▶ TASK DETAILS
Extract the lines that hold the string "Enumerate".

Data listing
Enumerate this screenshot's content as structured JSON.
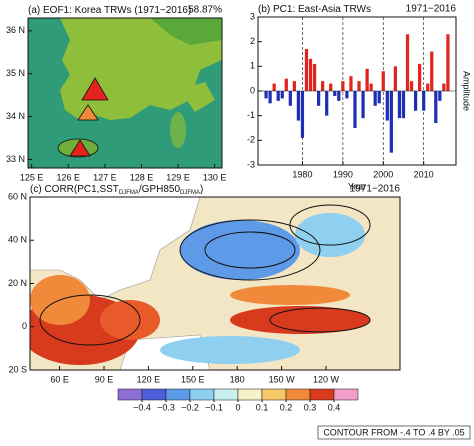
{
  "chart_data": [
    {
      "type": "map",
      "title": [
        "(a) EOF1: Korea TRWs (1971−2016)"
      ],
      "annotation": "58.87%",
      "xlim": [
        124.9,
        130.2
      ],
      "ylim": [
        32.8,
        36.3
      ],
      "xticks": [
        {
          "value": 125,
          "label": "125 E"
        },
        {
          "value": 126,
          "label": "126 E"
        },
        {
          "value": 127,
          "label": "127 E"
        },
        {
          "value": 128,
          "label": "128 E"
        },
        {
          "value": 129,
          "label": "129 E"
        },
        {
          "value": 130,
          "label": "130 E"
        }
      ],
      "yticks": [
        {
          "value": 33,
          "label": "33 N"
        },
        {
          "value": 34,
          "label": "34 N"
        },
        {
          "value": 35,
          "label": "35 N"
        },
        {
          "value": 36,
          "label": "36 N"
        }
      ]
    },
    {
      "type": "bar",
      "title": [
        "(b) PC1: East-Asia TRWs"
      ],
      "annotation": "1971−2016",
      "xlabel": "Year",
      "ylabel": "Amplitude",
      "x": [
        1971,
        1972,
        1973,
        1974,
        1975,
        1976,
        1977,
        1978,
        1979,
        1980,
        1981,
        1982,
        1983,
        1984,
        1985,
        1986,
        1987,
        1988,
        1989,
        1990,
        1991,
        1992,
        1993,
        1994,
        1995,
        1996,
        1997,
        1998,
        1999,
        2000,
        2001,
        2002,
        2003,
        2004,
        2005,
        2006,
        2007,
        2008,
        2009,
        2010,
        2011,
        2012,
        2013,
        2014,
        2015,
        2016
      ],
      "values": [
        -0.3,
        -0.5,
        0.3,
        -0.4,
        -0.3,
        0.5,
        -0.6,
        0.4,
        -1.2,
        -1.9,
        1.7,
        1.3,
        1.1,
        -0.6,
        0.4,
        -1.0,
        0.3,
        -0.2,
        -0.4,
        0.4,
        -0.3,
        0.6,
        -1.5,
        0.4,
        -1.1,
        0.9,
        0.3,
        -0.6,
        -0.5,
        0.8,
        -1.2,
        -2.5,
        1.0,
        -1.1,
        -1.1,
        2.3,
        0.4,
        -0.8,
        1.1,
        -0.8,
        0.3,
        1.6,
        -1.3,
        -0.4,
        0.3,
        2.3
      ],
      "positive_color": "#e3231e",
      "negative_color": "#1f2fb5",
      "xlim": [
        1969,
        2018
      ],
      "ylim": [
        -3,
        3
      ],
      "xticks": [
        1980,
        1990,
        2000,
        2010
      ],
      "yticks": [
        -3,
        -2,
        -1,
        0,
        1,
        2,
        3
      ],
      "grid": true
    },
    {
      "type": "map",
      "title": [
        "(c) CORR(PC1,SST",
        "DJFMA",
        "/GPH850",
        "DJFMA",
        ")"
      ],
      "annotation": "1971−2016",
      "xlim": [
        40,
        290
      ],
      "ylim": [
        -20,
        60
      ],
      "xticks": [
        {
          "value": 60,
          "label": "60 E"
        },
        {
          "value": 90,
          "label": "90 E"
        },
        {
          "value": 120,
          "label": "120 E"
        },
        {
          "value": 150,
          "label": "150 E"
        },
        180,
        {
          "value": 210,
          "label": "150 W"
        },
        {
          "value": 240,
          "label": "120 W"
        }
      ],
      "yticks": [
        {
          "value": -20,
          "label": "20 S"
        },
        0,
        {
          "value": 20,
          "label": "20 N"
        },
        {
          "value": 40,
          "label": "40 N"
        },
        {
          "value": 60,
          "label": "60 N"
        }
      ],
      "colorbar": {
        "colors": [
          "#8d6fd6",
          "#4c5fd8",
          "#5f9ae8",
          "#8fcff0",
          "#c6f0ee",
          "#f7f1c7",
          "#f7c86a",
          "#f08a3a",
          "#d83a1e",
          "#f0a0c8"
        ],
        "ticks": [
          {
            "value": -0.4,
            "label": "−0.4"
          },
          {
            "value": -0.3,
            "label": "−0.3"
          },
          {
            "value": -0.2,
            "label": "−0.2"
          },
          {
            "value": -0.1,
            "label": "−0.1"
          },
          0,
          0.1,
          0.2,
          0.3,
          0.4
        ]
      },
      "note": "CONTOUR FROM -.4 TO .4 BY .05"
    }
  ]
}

--

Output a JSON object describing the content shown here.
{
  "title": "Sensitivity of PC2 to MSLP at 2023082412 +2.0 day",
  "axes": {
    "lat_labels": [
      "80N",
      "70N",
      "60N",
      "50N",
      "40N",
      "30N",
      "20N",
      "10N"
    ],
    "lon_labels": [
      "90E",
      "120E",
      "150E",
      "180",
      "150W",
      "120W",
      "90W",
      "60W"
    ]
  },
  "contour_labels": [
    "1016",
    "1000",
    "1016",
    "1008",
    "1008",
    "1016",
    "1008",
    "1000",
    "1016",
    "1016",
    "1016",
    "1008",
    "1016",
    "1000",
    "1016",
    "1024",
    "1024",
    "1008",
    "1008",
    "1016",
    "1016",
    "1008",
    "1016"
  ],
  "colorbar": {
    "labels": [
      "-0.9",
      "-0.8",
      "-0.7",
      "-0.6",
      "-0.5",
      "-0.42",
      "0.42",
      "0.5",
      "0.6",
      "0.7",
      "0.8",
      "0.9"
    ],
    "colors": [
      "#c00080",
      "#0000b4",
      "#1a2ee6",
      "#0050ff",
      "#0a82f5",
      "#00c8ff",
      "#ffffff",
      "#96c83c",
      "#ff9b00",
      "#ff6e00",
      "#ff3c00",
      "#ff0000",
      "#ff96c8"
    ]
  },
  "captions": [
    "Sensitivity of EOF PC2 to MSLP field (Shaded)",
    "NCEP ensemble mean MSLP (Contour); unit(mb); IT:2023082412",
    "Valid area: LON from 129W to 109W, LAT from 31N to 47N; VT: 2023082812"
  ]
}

==

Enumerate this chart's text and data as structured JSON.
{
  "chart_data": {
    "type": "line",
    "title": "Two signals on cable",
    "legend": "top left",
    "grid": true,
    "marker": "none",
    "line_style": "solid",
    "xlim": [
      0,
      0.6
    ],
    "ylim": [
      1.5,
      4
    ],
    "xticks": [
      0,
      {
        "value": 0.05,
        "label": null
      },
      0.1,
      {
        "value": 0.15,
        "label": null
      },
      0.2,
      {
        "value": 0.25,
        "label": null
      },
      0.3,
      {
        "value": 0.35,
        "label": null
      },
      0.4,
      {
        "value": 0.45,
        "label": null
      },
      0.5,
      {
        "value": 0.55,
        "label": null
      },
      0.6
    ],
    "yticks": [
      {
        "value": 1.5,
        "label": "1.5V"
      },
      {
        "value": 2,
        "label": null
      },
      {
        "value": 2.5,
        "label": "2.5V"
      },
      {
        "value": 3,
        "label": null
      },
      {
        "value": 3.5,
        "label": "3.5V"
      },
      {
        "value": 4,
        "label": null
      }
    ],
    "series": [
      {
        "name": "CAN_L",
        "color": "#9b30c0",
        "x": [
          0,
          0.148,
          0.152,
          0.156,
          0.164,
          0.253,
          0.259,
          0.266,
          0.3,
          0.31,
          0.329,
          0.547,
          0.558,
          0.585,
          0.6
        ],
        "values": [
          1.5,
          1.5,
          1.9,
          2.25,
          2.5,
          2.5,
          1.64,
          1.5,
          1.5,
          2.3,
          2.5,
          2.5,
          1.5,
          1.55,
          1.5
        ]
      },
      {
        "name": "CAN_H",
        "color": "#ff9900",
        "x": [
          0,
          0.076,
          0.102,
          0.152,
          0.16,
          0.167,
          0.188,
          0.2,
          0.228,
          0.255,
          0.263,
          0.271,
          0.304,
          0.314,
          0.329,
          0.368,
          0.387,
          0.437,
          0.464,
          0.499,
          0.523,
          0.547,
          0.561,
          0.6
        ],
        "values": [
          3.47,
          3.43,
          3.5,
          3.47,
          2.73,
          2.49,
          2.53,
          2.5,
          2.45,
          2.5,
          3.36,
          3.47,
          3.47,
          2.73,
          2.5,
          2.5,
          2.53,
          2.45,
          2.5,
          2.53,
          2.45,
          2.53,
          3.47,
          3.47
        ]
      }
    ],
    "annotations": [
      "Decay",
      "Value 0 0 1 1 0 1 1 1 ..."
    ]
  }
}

▶ OUTPUT OF THE TASK
Enumerate this screenshot's content as structured JSON.
Enumerate this chart's text and data as structured JSON.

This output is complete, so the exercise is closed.